Objective:
Return the entries below in their exact form, leaving the pictures out.
══ Records to process ══
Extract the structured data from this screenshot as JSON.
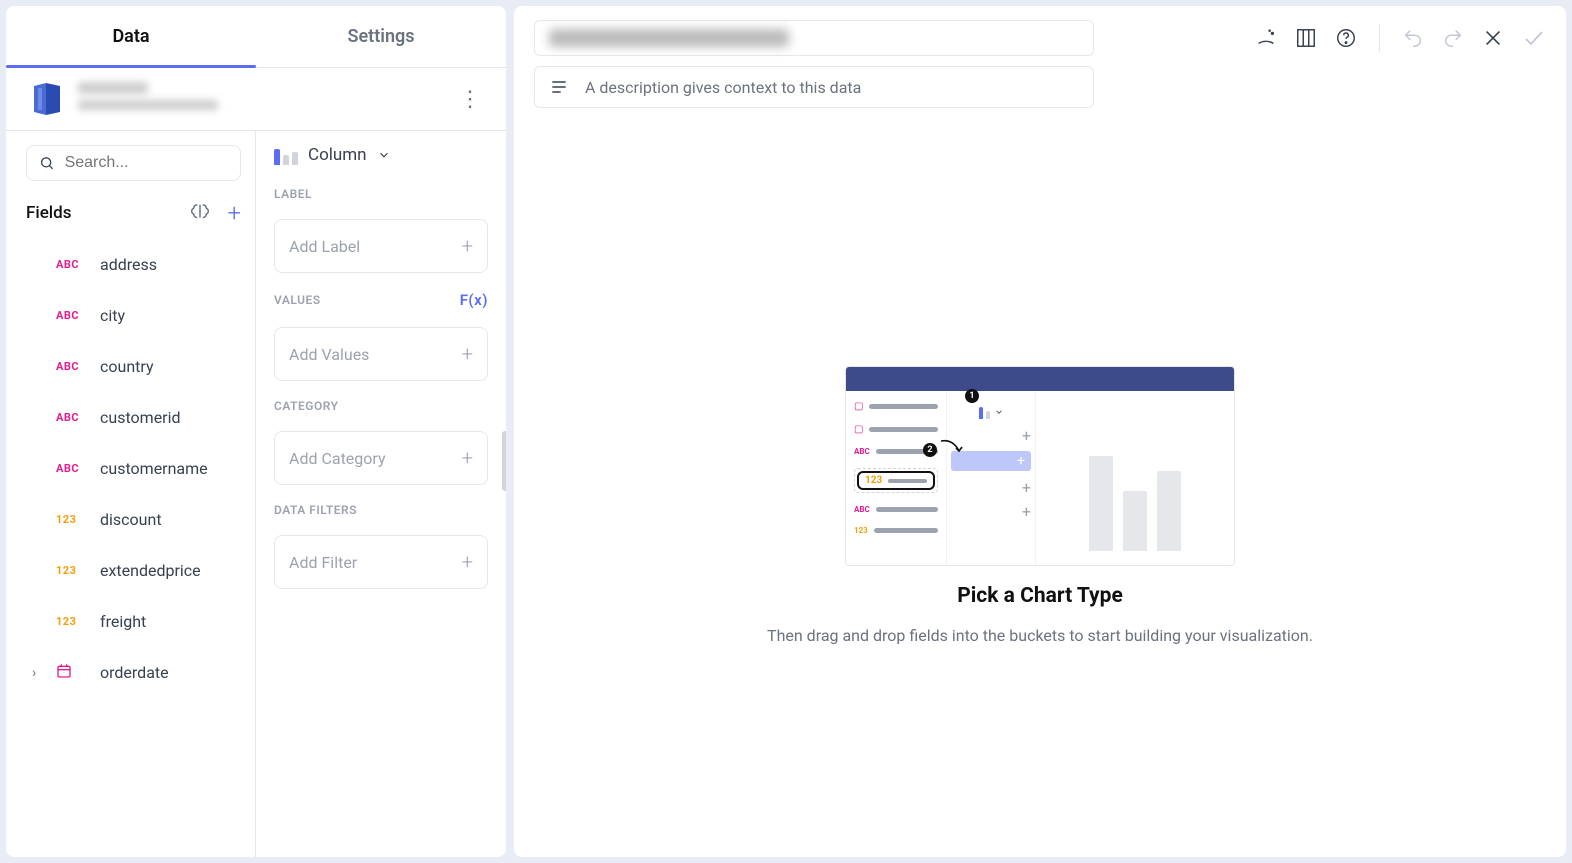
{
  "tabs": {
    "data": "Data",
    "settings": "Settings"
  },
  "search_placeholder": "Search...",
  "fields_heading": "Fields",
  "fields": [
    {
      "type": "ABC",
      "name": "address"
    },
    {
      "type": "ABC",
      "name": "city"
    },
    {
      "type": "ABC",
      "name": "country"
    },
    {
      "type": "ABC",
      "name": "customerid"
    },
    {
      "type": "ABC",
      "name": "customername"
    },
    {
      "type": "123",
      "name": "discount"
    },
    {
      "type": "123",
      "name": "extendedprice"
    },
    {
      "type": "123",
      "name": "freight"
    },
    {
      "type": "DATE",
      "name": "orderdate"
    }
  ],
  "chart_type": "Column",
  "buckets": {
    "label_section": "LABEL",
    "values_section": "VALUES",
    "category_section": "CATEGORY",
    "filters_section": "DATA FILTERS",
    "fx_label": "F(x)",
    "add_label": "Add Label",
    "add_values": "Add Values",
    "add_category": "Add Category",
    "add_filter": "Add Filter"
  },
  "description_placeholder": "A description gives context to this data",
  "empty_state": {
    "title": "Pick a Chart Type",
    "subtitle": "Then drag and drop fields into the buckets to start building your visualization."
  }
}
═══
Reply:
Extract the structured data from this screenshot as JSON.
{
  "tabs": {
    "data": "Data",
    "settings": "Settings"
  },
  "search_placeholder": "Search...",
  "fields_heading": "Fields",
  "fields": [
    {
      "type": "ABC",
      "name": "address"
    },
    {
      "type": "ABC",
      "name": "city"
    },
    {
      "type": "ABC",
      "name": "country"
    },
    {
      "type": "ABC",
      "name": "customerid"
    },
    {
      "type": "ABC",
      "name": "customername"
    },
    {
      "type": "123",
      "name": "discount"
    },
    {
      "type": "123",
      "name": "extendedprice"
    },
    {
      "type": "123",
      "name": "freight"
    },
    {
      "type": "DATE",
      "name": "orderdate"
    }
  ],
  "chart_type": "Column",
  "buckets": {
    "label_section": "LABEL",
    "values_section": "VALUES",
    "category_section": "CATEGORY",
    "filters_section": "DATA FILTERS",
    "fx_label": "F(x)",
    "add_label": "Add Label",
    "add_values": "Add Values",
    "add_category": "Add Category",
    "add_filter": "Add Filter"
  },
  "description_placeholder": "A description gives context to this data",
  "empty_state": {
    "title": "Pick a Chart Type",
    "subtitle": "Then drag and drop fields into the buckets to start building your visualization."
  }
}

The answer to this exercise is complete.